__Source extract__
-------
# Running parallel Julia code on MIT Supercloud

**Shuvomoy Das Gupta**

*December 1, 2020*

In this blog, we will discuss how to run parallel `Julia`

code on MIT Supercloud. For the basics on how to run `Julia`

code in MIT Supercloud, please see my previous blog post here.

**Table of contents**

As an example for running parallel code, we will consider solving sparse regression problem.

## Sparse regression problem.

The sparse regression problem (also known as regressor selection problem) is concerned with approximating a vector $b\in\mathbf{R}^{m}$ with a linear combination of at most $k$ columns of a matrix $A\in\mathbf{R}^{m\times d}$ with bounded coefficients. The problem can be written as the following optimization problem

$\begin{equation} \begin{array}{ll} \textrm{minimize} & \|Ax-b\|_{2}^{2}+\frac{\beta}{2}\|x\|^{2}\\ \textrm{subject to} & \mathbf{card}(x)\leq k\\ & \|x\|_{\infty}\leq M, \end{array} \end{equation}$where $x\in\mathbf{R}^{d}$ is the decision variable, and $A\in\mathbf{R}^{m\times d},b\in\mathbf{R}^{m},$ and $M>0$ are problem data. The term $\mathbf{card}(x)$ represents the number of nonzero components of the vector $x$.
-------
__Task requirements__
**1)** Please summarize the blog post on parallel Julia code in two sentences.
**2)** Answer these questions from the blog post on parallel Julia code:
(a) On what date was it posted?
(b) By what other name is the sparse regression problem known?
(c) What does the term card(x) represent?
The material that follows the blog post is separate from it.
-------
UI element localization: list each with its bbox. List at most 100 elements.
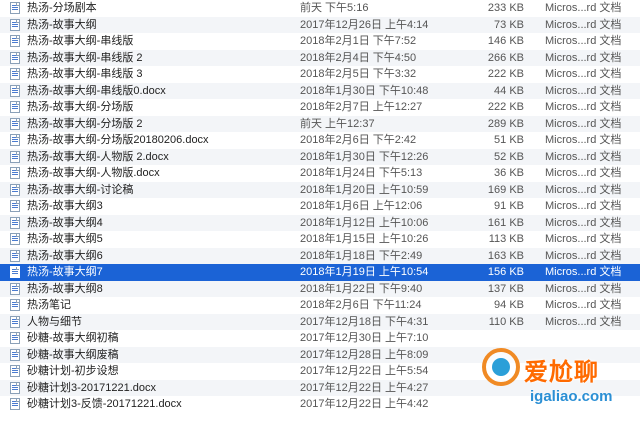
word-document-icon	[10, 266, 20, 278]
file-size: 52 KB	[494, 150, 524, 163]
file-kind: Micros...rd 文档	[545, 150, 622, 163]
word-document-icon	[10, 84, 20, 97]
file-row[interactable]: 砂糖计划-初步设想 2017年12月22日 上午5:54	[0, 363, 640, 380]
file-kind: Micros...rd 文档	[545, 2, 622, 14]
file-row[interactable]: 砂糖-故事大纲废稿 2017年12月28日 上午8:09	[0, 346, 640, 363]
file-kind: Micros...rd 文档	[545, 167, 622, 179]
file-date-modified: 2017年12月22日 上午5:54	[300, 365, 429, 377]
file-row[interactable]: 热汤-故事大纲5 2018年1月15日 上午10:26 113 KB Micros..…	[0, 231, 640, 248]
file-date-modified: 2017年12月22日 上午4:42	[300, 398, 429, 410]
file-row[interactable]: 热汤-故事大纲-人物版.docx 2018年1月24日 下午5:13 36 KB Mi…	[0, 165, 640, 182]
file-size: 73 KB	[494, 18, 524, 31]
file-row[interactable]: 热汤-故事大纲-分场版20180206.docx 2018年2月6日 下午2:42…	[0, 132, 640, 149]
file-size: 137 KB	[487, 282, 524, 295]
file-row[interactable]: 热汤-故事大纲-串线版 3 2018年2月5日 下午3:32 222 KB Micro…	[0, 66, 640, 83]
file-size: 94 KB	[494, 299, 524, 311]
file-row[interactable]: 砂糖计划3-反馈-20171221.docx 2017年12月22日 上午4:42	[0, 396, 640, 413]
file-kind: Micros...rd 文档	[545, 51, 622, 64]
file-size: 233 KB	[487, 2, 524, 14]
file-name: 热汤-故事大纲-串线版0.docx	[27, 84, 166, 97]
file-name: 热汤-故事大纲-串线版 3	[27, 68, 143, 80]
file-name: 热汤-故事大纲	[27, 18, 97, 31]
file-row[interactable]: 热汤-故事大纲-讨论稿 2018年1月20日 上午10:59 169 KB Micro…	[0, 181, 640, 198]
file-row[interactable]: 热汤-故事大纲-分场版 2 前天 上午12:37 289 KB Micros...rd…	[0, 115, 640, 132]
word-document-icon	[10, 68, 20, 80]
word-document-icon	[10, 249, 20, 262]
file-row[interactable]: 热汤-故事大纲3 2018年1月6日 上午12:06 91 KB Micros...r…	[0, 198, 640, 215]
file-kind: Micros...rd 文档	[545, 84, 622, 97]
file-row[interactable]: 热汤-故事大纲-串线版 2018年2月1日 下午7:52 146 KB Micros.…	[0, 33, 640, 50]
word-document-icon	[10, 233, 20, 245]
file-kind: Micros...rd 文档	[545, 101, 622, 113]
file-name: 人物与细节	[27, 315, 82, 328]
file-kind: Micros...rd 文档	[545, 35, 622, 47]
file-kind: Micros...rd 文档	[545, 134, 622, 146]
file-row[interactable]: 热汤笔记 2018年2月6日 下午11:24 94 KB Micros...rd 文档	[0, 297, 640, 314]
word-document-icon	[10, 348, 20, 361]
file-row[interactable]: 热汤-故事大纲-分场版 2018年2月7日 上午12:27 222 KB Micros…	[0, 99, 640, 116]
file-kind: Micros...rd 文档	[545, 233, 622, 245]
file-name: 热汤-故事大纲6	[27, 249, 103, 262]
file-row[interactable]: 热汤-故事大纲4 2018年1月12日 上午10:06 161 KB Micros..…	[0, 214, 640, 231]
file-kind: Micros...rd 文档	[545, 216, 622, 229]
word-document-icon	[10, 18, 20, 31]
file-name: 砂糖计划3-反馈-20171221.docx	[27, 398, 182, 410]
word-document-icon	[10, 2, 20, 14]
file-row[interactable]: 热汤-故事大纲 2017年12月26日 上午4:14 73 KB Micros...r…	[0, 16, 640, 33]
file-row[interactable]: 热汤-故事大纲-串线版 2 2018年2月4日 下午4:50 266 KB Micro…	[0, 49, 640, 66]
word-document-icon	[10, 315, 20, 328]
word-document-icon	[10, 365, 20, 377]
file-date-modified: 2017年12月28日 上午8:09	[300, 348, 429, 361]
word-document-icon	[10, 134, 20, 146]
file-kind: Micros...rd 文档	[545, 117, 622, 130]
file-row[interactable]: 热汤-故事大纲7 2018年1月19日 上午10:54 156 KB Micros..…	[0, 264, 640, 281]
file-size: 156 KB	[487, 266, 524, 278]
file-kind: Micros...rd 文档	[545, 183, 622, 196]
file-name: 热汤-分场剧本	[27, 2, 97, 14]
word-document-icon	[10, 381, 20, 394]
file-name: 热汤-故事大纲3	[27, 200, 103, 212]
file-kind: Micros...rd 文档	[545, 200, 622, 212]
word-document-icon	[10, 398, 20, 410]
file-name: 热汤-故事大纲-分场版20180206.docx	[27, 134, 209, 146]
file-row[interactable]: 热汤-故事大纲-串线版0.docx 2018年1月30日 下午10:48 44 KB…	[0, 82, 640, 99]
file-size: 146 KB	[487, 35, 524, 47]
file-name: 砂糖计划3-20171221.docx	[27, 381, 157, 394]
file-size: 222 KB	[487, 68, 524, 80]
file-name: 热汤-故事大纲-串线版 2	[27, 51, 143, 64]
file-row[interactable]: 砂糖-故事大纲初稿 2017年12月30日 上午7:10	[0, 330, 640, 347]
file-size: 169 KB	[487, 183, 524, 196]
file-name: 热汤-故事大纲-讨论稿	[27, 183, 134, 196]
file-size: 289 KB	[487, 117, 524, 130]
file-name: 热汤-故事大纲-人物版.docx	[27, 167, 160, 179]
word-document-icon	[10, 299, 20, 311]
file-row[interactable]: 热汤-分场剧本 前天 下午5:16 233 KB Micros...rd 文档	[0, 0, 640, 17]
file-size: 266 KB	[487, 51, 524, 64]
word-document-icon	[10, 183, 20, 196]
word-document-icon	[10, 35, 20, 47]
file-row[interactable]: 热汤-故事大纲-人物版 2.docx 2018年1月30日 下午12:26 52 K…	[0, 148, 640, 165]
file-kind: Micros...rd 文档	[545, 282, 622, 295]
file-kind: Micros...rd 文档	[545, 249, 622, 262]
file-row[interactable]: 人物与细节 2017年12月18日 下午4:31 110 KB Micros...rd…	[0, 313, 640, 330]
file-name: 热汤-故事大纲5	[27, 233, 103, 245]
word-document-icon	[10, 117, 20, 130]
file-date-modified: 2017年12月22日 上午4:27	[300, 381, 429, 394]
file-row[interactable]: 热汤-故事大纲8 2018年1月22日 下午9:40 137 KB Micros...…	[0, 280, 640, 297]
file-size: 36 KB	[494, 167, 524, 179]
file-name: 热汤-故事大纲8	[27, 282, 103, 295]
file-name: 砂糖计划-初步设想	[27, 365, 119, 377]
file-size: 51 KB	[494, 134, 524, 146]
file-size: 163 KB	[487, 249, 524, 262]
file-row[interactable]: 砂糖计划3-20171221.docx 2017年12月22日 上午4:27	[0, 379, 640, 396]
file-list: 热汤-分场剧本 前天 下午5:16 233 KB Micros...rd 文档 热汤-故…	[0, 0, 640, 413]
file-size: 161 KB	[487, 216, 524, 229]
file-name: 热汤-故事大纲-分场版 2	[27, 117, 143, 130]
word-document-icon	[10, 282, 20, 295]
file-row[interactable]: 热汤-故事大纲6 2018年1月18日 下午2:49 163 KB Micros...…	[0, 247, 640, 264]
file-size: 113 KB	[488, 233, 524, 245]
file-name: 热汤-故事大纲4	[27, 216, 103, 229]
file-size: 110 KB	[488, 315, 524, 328]
file-name: 热汤-故事大纲7	[27, 266, 103, 278]
file-date-modified: 2017年12月30日 上午7:10	[300, 332, 429, 344]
-------
__Answers given__
**1)** The post explains how to run parallel Julia code on MIT Supercloud, using the sparse regression problem as its example. That problem approximates a vector b with a linear combination of at most k columns of a matrix A with bounded coefficients, and it is written as an optimization problem that limits the number of nonzero components of x to k and bounds each component by M.

**2)**
(a) December 1, 2020
(b) The regressor selection problem
(c) The number of nonzero components of the vector x